**Work instructions:**
Gather every line that includes the word "увеличение", please.
-- start Data shown --
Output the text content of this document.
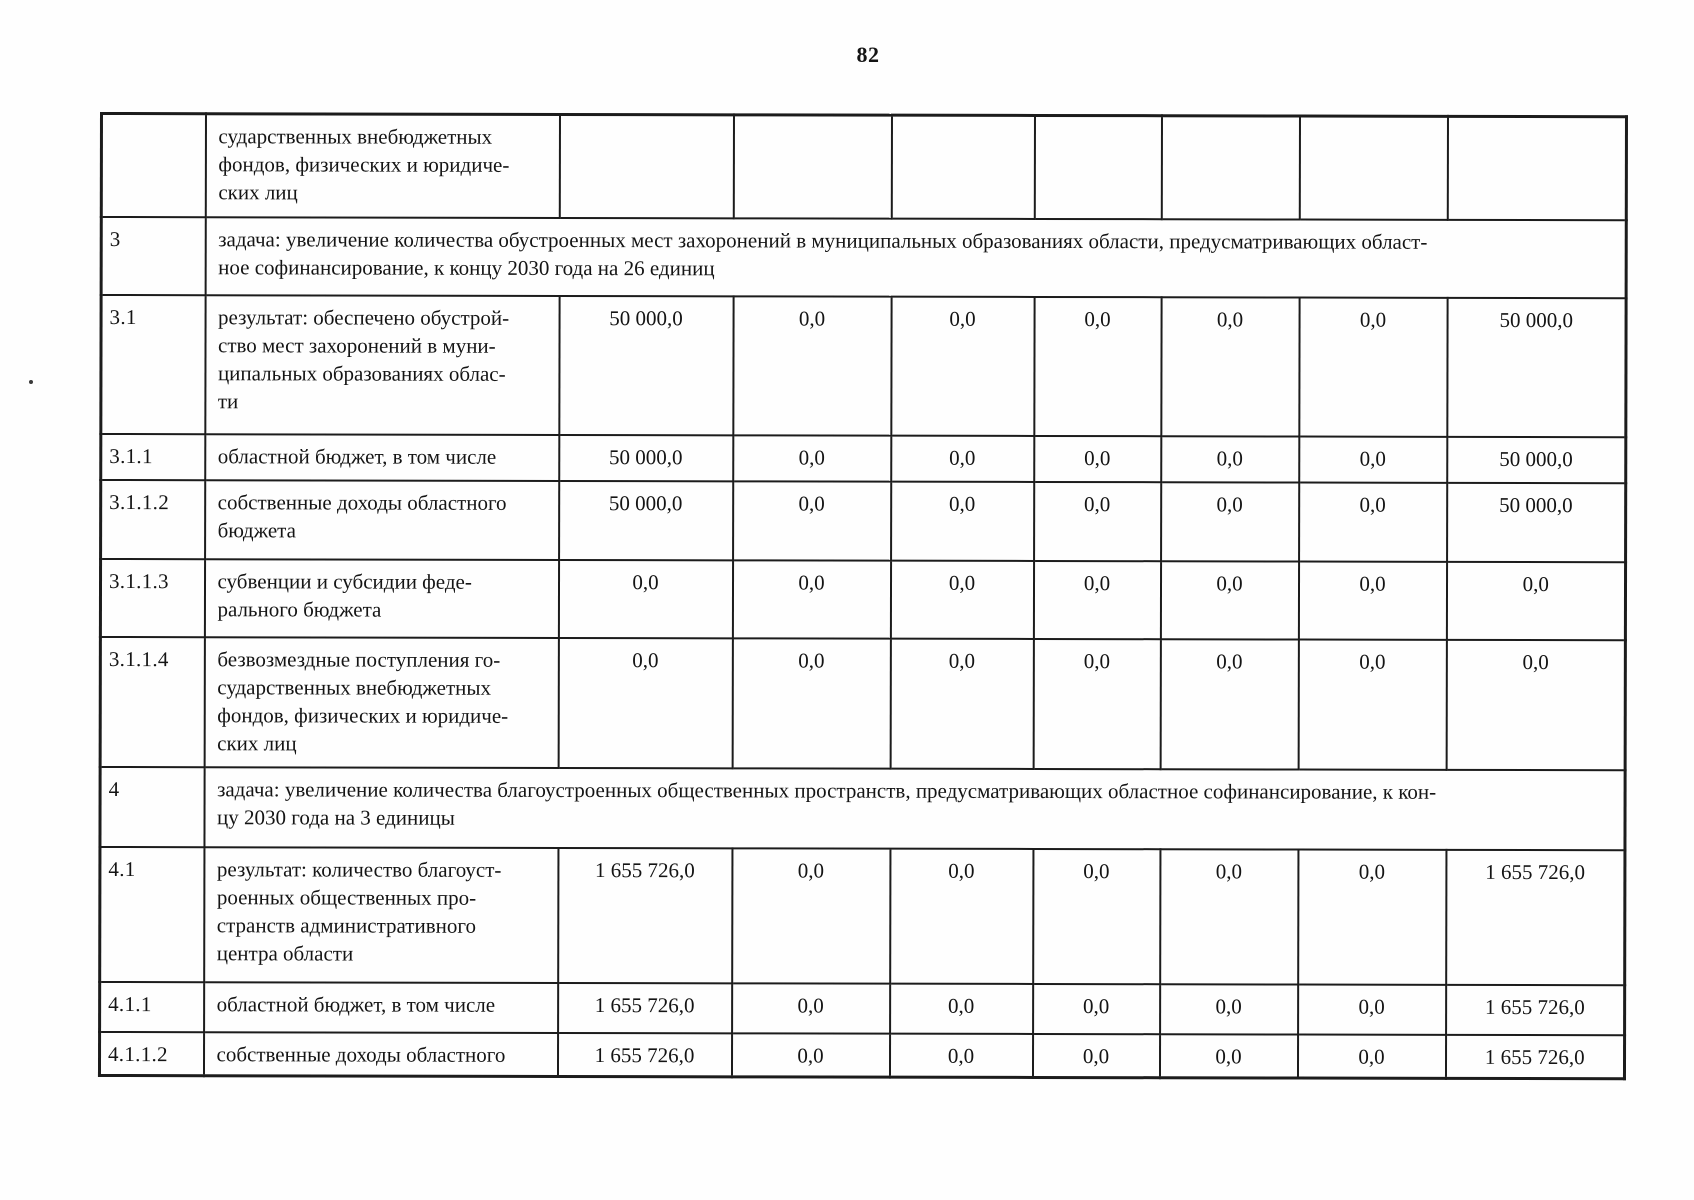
82
	сударственных внебюджетных
фондов, физических и юридиче-
ских лиц							
3	задача: увеличение количества обустроенных мест захоронений в муниципальных образованиях области, предусматривающих област-
ное софинансирование, к концу 2030 года на 26 единиц							
3.1	результат: обеспечено обустрой-
ство мест захоронений в муни-
ципальных образованиях облас-
ти	50 000,0	0,0	0,0	0,0	0,0	0,0	50 000,0
3.1.1	областной бюджет, в том числе	50 000,0	0,0	0,0	0,0	0,0	0,0	50 000,0
3.1.1.2	собственные доходы областного
бюджета	50 000,0	0,0	0,0	0,0	0,0	0,0	50 000,0
3.1.1.3	субвенции и субсидии феде-
рального бюджета	0,0	0,0	0,0	0,0	0,0	0,0	0,0
3.1.1.4	безвозмездные поступления го-
сударственных внебюджетных
фондов, физических и юридиче-
ских лиц	0,0	0,0	0,0	0,0	0,0	0,0	0,0
4	задача: увеличение количества благоустроенных общественных пространств, предусматривающих областное софинансирование, к кон-
цу 2030 года на 3 единицы							
4.1	результат: количество благоуст-
роенных общественных про-
странств административного
центра области	1 655 726,0	0,0	0,0	0,0	0,0	0,0	1 655 726,0
4.1.1	областной бюджет, в том числе	1 655 726,0	0,0	0,0	0,0	0,0	0,0	1 655 726,0
4.1.1.2	собственные доходы областного	1 655 726,0	0,0	0,0	0,0	0,0	0,0	1 655 726,0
-- end Data shown --
**Answer below:**
3	задача: увеличение количества обустроенных мест захоронений в муниципальных образованиях области, предусматривающих област-
4	задача: увеличение количества благоустроенных общественных пространств, предусматривающих областное софинансирование, к кон-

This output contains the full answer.